#### Text segment
# Liquid Fenbendazole dosing!



## Moocow (May 2, 2012)

I was wondering if this was correct dosing for my rabbit who is 1.45lbs
3 mg per day. I'm going to be using a liquid solution at 10% (100 Mg/ml). I'm just a tad confused on how I would dose that in a syringe which really only has mL on the side of it. Could someone help me out?


----------



## Watermelons (May 3, 2012)

The Dosage information i have for rabbits ranges in dose from 20-50mg/kg depending what type of infestation or prevention you are dealing with. 

Your bunny weighs 0.65 kg's 

So if you were to dose on the low end of the spectrum 20mg/kg. You bunny would get 13mg. So if the medication is 100mg/ml. Your bunny will get 0.13ml

If you were to dose your bunny on the higher end of the spectrum at 50mg/kg, your bunny would get 32.5mg which on the syringe would be 0.32ml - 0.33ml


----------



## Moocow (May 3, 2012)

Oh my god thank you so much. It makes so much sense, you think a college student would be able to figure this out. I figured it was something along those lines but I wanted to double check and the internet was not helping me. thank you!


----------



## Watermelons (May 3, 2012)

Both are a far cry from a 3mg dose which is 0.03ml... not even half a drop.

Try and ensure your bunny has something in their tummy prior to offering the meds. Fenbendazole can upset tummys sometimes.


----------



## Moocow (May 3, 2012)

Alright, ill give it to him after he eats his fresh pellets and hay in the morning.


----------

#### Dataset excerpts
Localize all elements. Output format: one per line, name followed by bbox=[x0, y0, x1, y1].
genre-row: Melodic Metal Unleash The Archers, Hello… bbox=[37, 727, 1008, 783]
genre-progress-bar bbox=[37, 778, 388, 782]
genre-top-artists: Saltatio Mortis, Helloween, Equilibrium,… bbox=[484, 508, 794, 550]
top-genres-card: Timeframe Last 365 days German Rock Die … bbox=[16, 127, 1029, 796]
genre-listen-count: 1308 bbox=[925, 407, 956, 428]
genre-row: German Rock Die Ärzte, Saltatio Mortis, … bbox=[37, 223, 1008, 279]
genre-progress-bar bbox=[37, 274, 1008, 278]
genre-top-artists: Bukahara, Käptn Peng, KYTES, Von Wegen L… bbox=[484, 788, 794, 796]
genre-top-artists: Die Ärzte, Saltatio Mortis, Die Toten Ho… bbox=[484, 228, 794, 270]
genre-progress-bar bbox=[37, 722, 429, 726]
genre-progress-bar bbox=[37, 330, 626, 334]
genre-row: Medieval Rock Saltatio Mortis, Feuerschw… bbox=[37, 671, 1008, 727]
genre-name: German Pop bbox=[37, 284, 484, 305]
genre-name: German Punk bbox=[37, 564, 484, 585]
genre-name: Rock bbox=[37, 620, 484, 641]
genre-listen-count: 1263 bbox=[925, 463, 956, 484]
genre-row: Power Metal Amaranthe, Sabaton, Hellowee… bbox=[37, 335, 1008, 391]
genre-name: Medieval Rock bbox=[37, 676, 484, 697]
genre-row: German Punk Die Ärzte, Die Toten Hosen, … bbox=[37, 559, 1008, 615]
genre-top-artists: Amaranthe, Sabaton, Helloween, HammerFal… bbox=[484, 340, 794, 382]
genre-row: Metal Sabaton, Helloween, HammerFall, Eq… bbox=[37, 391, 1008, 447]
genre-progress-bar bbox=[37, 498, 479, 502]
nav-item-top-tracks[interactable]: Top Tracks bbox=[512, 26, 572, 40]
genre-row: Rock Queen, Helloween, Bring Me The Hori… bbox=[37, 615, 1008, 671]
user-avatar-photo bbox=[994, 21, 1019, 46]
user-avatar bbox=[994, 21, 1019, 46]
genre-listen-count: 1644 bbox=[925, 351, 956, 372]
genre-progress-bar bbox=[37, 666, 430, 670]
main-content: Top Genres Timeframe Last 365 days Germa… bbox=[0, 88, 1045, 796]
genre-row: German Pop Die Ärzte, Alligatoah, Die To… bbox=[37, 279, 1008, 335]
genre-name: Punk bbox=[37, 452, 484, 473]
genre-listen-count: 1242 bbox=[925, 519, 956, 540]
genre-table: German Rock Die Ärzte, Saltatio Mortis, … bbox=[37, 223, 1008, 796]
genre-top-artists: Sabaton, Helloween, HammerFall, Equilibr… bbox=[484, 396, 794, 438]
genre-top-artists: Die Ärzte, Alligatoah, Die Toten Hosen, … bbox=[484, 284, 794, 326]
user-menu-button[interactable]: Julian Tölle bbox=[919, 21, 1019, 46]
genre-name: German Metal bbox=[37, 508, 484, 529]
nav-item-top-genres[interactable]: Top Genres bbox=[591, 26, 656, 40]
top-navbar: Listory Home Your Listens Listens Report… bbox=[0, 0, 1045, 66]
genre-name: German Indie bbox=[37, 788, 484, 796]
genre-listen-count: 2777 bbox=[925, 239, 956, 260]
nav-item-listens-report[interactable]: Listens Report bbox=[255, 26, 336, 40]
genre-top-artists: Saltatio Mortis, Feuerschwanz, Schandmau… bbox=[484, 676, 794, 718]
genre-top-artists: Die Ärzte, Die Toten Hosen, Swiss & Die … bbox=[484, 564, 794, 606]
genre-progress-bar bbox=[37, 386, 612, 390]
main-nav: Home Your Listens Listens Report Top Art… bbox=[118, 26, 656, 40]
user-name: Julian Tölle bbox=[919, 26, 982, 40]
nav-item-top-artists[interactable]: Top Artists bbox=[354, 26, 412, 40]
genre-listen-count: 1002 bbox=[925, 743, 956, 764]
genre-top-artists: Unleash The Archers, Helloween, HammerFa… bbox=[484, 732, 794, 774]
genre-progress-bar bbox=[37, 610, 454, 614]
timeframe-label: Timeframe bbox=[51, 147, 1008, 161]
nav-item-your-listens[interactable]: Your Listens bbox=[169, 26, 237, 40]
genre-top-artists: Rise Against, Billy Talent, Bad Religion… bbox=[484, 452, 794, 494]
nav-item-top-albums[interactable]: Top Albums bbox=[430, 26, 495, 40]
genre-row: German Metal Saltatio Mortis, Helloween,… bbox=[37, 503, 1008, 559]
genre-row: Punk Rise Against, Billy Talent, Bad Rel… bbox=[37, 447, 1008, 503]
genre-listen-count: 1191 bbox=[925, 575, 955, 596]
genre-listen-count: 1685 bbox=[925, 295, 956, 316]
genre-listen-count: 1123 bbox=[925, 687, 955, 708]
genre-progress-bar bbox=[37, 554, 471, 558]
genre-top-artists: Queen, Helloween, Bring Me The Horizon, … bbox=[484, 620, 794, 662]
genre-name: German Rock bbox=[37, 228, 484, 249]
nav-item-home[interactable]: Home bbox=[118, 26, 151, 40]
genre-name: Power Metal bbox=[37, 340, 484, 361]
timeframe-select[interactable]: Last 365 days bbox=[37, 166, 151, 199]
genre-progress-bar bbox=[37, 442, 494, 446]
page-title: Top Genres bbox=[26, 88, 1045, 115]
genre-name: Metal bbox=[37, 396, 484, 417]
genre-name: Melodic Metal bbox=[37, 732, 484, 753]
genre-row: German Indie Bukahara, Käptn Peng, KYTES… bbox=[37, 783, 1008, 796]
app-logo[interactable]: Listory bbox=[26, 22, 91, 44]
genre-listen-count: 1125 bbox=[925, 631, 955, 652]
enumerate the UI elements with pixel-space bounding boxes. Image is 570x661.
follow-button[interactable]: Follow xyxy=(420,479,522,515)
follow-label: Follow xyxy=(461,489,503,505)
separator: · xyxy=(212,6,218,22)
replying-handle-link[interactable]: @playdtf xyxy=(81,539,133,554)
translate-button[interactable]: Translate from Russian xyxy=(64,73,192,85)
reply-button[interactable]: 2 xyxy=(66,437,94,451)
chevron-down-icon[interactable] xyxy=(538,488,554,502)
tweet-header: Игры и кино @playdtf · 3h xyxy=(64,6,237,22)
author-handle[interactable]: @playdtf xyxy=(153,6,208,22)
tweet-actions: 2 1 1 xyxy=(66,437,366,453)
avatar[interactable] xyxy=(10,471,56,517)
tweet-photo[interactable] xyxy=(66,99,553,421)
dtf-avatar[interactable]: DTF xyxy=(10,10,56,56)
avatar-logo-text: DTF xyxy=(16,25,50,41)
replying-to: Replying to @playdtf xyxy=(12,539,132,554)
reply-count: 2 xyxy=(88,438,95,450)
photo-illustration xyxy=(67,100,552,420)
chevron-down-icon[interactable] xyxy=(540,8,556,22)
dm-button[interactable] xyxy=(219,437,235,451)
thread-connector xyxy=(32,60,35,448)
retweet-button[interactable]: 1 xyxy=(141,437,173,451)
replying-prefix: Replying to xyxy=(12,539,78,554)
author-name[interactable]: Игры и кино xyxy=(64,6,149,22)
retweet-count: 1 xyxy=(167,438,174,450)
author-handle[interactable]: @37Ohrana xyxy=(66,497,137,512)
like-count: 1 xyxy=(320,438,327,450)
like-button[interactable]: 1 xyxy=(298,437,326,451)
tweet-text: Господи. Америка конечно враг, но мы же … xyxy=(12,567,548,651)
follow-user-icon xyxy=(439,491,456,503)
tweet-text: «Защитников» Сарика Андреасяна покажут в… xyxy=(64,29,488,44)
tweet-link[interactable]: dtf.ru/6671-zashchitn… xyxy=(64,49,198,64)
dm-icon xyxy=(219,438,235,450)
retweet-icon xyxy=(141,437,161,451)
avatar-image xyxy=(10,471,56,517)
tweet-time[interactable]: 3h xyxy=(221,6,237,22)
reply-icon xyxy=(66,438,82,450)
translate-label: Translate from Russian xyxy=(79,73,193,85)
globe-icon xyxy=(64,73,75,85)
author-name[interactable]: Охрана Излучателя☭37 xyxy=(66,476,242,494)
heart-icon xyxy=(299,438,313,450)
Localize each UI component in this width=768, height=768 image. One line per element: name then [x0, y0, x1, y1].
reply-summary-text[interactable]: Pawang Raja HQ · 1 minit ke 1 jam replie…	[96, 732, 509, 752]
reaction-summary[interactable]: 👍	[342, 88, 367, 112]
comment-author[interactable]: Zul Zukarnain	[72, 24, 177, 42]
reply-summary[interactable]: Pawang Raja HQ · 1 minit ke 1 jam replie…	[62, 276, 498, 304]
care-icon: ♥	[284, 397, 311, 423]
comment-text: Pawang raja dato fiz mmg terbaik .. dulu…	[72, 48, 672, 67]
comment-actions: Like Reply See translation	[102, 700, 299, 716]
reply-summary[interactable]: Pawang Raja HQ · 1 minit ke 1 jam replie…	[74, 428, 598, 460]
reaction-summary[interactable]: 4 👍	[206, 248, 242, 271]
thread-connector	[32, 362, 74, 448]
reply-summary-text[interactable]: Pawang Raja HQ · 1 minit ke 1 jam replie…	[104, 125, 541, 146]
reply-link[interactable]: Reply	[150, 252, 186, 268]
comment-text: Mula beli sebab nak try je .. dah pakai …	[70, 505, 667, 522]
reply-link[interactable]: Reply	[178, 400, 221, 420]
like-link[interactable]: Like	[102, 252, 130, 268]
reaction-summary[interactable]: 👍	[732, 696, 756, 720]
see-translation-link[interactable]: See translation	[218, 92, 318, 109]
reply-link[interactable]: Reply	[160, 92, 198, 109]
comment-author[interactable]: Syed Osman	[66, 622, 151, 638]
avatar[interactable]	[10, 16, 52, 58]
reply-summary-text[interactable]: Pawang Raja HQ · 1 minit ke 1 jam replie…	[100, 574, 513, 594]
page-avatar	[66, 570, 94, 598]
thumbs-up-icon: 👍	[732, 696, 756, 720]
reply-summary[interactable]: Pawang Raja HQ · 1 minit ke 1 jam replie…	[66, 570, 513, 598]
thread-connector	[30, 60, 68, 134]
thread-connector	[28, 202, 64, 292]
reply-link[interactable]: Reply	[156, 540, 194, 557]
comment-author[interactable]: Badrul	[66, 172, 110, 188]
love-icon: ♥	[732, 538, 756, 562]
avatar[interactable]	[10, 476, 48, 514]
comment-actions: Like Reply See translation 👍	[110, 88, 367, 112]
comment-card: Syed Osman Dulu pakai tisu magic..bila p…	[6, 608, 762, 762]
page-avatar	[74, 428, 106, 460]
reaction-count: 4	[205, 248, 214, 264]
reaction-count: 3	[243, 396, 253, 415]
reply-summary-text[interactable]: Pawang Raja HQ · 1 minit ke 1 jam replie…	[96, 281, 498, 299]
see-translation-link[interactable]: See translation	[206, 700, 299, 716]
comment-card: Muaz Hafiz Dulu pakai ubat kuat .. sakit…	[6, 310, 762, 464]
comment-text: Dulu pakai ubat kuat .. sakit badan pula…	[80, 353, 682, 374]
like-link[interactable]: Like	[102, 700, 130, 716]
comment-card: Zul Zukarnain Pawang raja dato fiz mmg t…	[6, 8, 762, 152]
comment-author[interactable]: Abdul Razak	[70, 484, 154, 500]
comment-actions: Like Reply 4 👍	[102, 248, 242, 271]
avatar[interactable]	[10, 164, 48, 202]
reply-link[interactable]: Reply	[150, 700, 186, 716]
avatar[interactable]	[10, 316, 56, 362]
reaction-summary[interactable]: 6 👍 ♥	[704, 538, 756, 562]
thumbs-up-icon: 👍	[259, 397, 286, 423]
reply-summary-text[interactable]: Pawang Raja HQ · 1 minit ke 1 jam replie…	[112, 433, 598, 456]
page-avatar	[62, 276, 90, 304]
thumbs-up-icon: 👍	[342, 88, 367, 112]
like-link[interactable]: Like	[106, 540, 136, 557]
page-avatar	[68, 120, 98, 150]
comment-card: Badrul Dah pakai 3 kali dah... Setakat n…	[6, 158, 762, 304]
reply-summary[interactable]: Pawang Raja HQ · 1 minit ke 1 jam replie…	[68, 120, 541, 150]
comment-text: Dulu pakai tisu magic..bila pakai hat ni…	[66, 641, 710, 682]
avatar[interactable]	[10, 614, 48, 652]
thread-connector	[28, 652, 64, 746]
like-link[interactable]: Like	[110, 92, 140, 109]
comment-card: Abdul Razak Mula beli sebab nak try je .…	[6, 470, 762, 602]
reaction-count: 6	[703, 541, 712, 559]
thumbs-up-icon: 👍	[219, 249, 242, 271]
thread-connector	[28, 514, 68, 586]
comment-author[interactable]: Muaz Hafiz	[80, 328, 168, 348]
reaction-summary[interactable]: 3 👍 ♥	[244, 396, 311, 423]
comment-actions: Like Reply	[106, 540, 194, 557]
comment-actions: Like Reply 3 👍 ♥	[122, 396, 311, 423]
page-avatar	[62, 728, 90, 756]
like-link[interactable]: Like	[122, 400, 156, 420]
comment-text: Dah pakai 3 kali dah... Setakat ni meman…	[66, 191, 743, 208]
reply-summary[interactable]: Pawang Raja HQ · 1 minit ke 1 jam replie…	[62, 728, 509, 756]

#### Problem to work on
Reproduce the part of the fenbendazole dosing thread that begins at the words "Oh my god thank" and stops after "upset tummys sometimes.". The records are from a different source than the fenbendazole dosing thread.

#### Task result
Oh my god thank you so much. It makes so much sense, you think a college student would be able to figure this out. I figured it was something along those lines but I wanted to double check and the internet was not helping me. thank you!


----------



## Watermelons (May 3, 2012)

Both are a far cry from a 3mg dose which is 0.03ml... not even half a drop.

Try and ensure your bunny has something in their tummy prior to offering the meds. Fenbendazole can upset tummys sometimes.